→ SOURCE MATERIAL
## start
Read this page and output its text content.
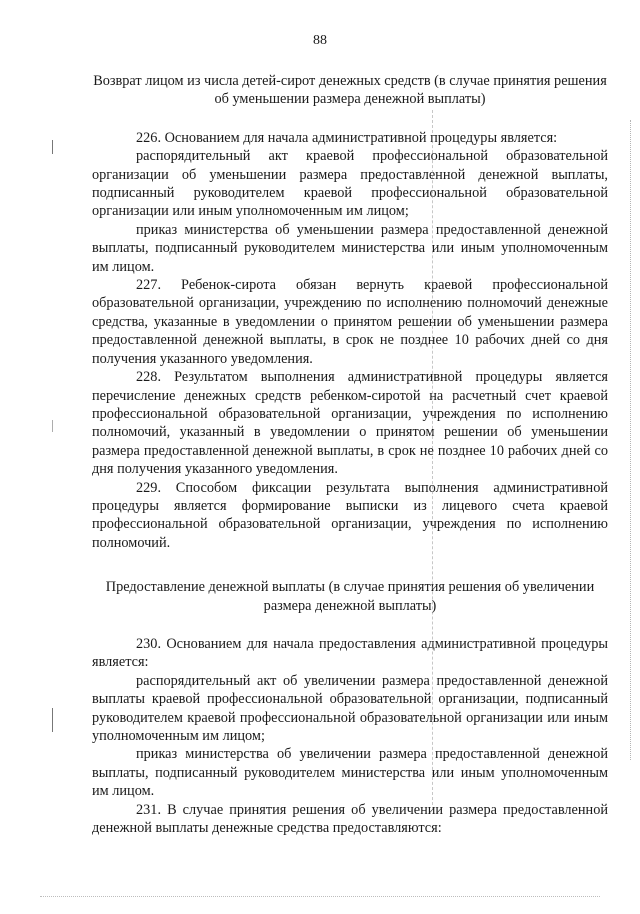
88

Возврат лицом из числа детей-сирот денежных средств (в случае принятия решения об уменьшении размера денежной выплаты)

226. Основанием для начала административной процедуры является:

распорядительный акт краевой профессиональной образовательной организации об уменьшении размера предоставленной денежной выплаты, подписанный руководителем краевой профессиональной образовательной организации или иным уполномоченным им лицом;

приказ министерства об уменьшении размера предоставленной денежной выплаты, подписанный руководителем министерства или иным уполномоченным им лицом.

227. Ребенок-сирота обязан вернуть краевой профессиональной образовательной организации, учреждению по исполнению полномочий денежные средства, указанные в уведомлении о принятом решении об уменьшении размера предоставленной денежной выплаты, в срок не позднее 10 рабочих дней со дня получения указанного уведомления.

228. Результатом выполнения административной процедуры является перечисление денежных средств ребенком-сиротой на расчетный счет краевой профессиональной образовательной организации, учреждения по исполнению полномочий, указанный в уведомлении о принятом решении об уменьшении размера предоставленной денежной выплаты, в срок не позднее 10 рабочих дней со дня получения указанного уведомления.

229. Способом фиксации результата выполнения административной процедуры является формирование выписки из лицевого счета краевой профессиональной образовательной организации, учреждения по исполнению полномочий.

Предоставление денежной выплаты (в случае принятия решения об увеличении размера денежной выплаты)

230. Основанием для начала предоставления административной процедуры является:

распорядительный акт об увеличении размера предоставленной денежной выплаты краевой профессиональной образовательной организации, подписанный руководителем краевой профессиональной образовательной организации или иным уполномоченным им лицом;

приказ министерства об увеличении размера предоставленной денежной выплаты, подписанный руководителем министерства или иным уполномоченным им лицом.

231. В случае принятия решения об увеличении размера предоставленной денежной выплаты денежные средства предоставляются:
## end
→ SET TASK
Copy all the entries word for word. Omit any pictures.

→ FINISHED ANSWER
Read this page and output its text content.
88

Возврат лицом из числа детей-сирот денежных средств (в случае принятия решения об уменьшении размера денежной выплаты)

226. Основанием для начала административной процедуры является:

распорядительный акт краевой профессиональной образовательной организации об уменьшении размера предоставленной денежной выплаты, подписанный руководителем краевой профессиональной образовательной организации или иным уполномоченным им лицом;

приказ министерства об уменьшении размера предоставленной денежной выплаты, подписанный руководителем министерства или иным уполномоченным им лицом.

227. Ребенок-сирота обязан вернуть краевой профессиональной образовательной организации, учреждению по исполнению полномочий денежные средства, указанные в уведомлении о принятом решении об уменьшении размера предоставленной денежной выплаты, в срок не позднее 10 рабочих дней со дня получения указанного уведомления.

228. Результатом выполнения административной процедуры является перечисление денежных средств ребенком-сиротой на расчетный счет краевой профессиональной образовательной организации, учреждения по исполнению полномочий, указанный в уведомлении о принятом решении об уменьшении размера предоставленной денежной выплаты, в срок не позднее 10 рабочих дней со дня получения указанного уведомления.

229. Способом фиксации результата выполнения административной процедуры является формирование выписки из лицевого счета краевой профессиональной образовательной организации, учреждения по исполнению полномочий.

Предоставление денежной выплаты (в случае принятия решения об увеличении размера денежной выплаты)

230. Основанием для начала предоставления административной процедуры является:

распорядительный акт об увеличении размера предоставленной денежной выплаты краевой профессиональной образовательной организации, подписанный руководителем краевой профессиональной образовательной организации или иным уполномоченным им лицом;

приказ министерства об увеличении размера предоставленной денежной выплаты, подписанный руководителем министерства или иным уполномоченным им лицом.

231. В случае принятия решения об увеличении размера предоставленной денежной выплаты денежные средства предоставляются:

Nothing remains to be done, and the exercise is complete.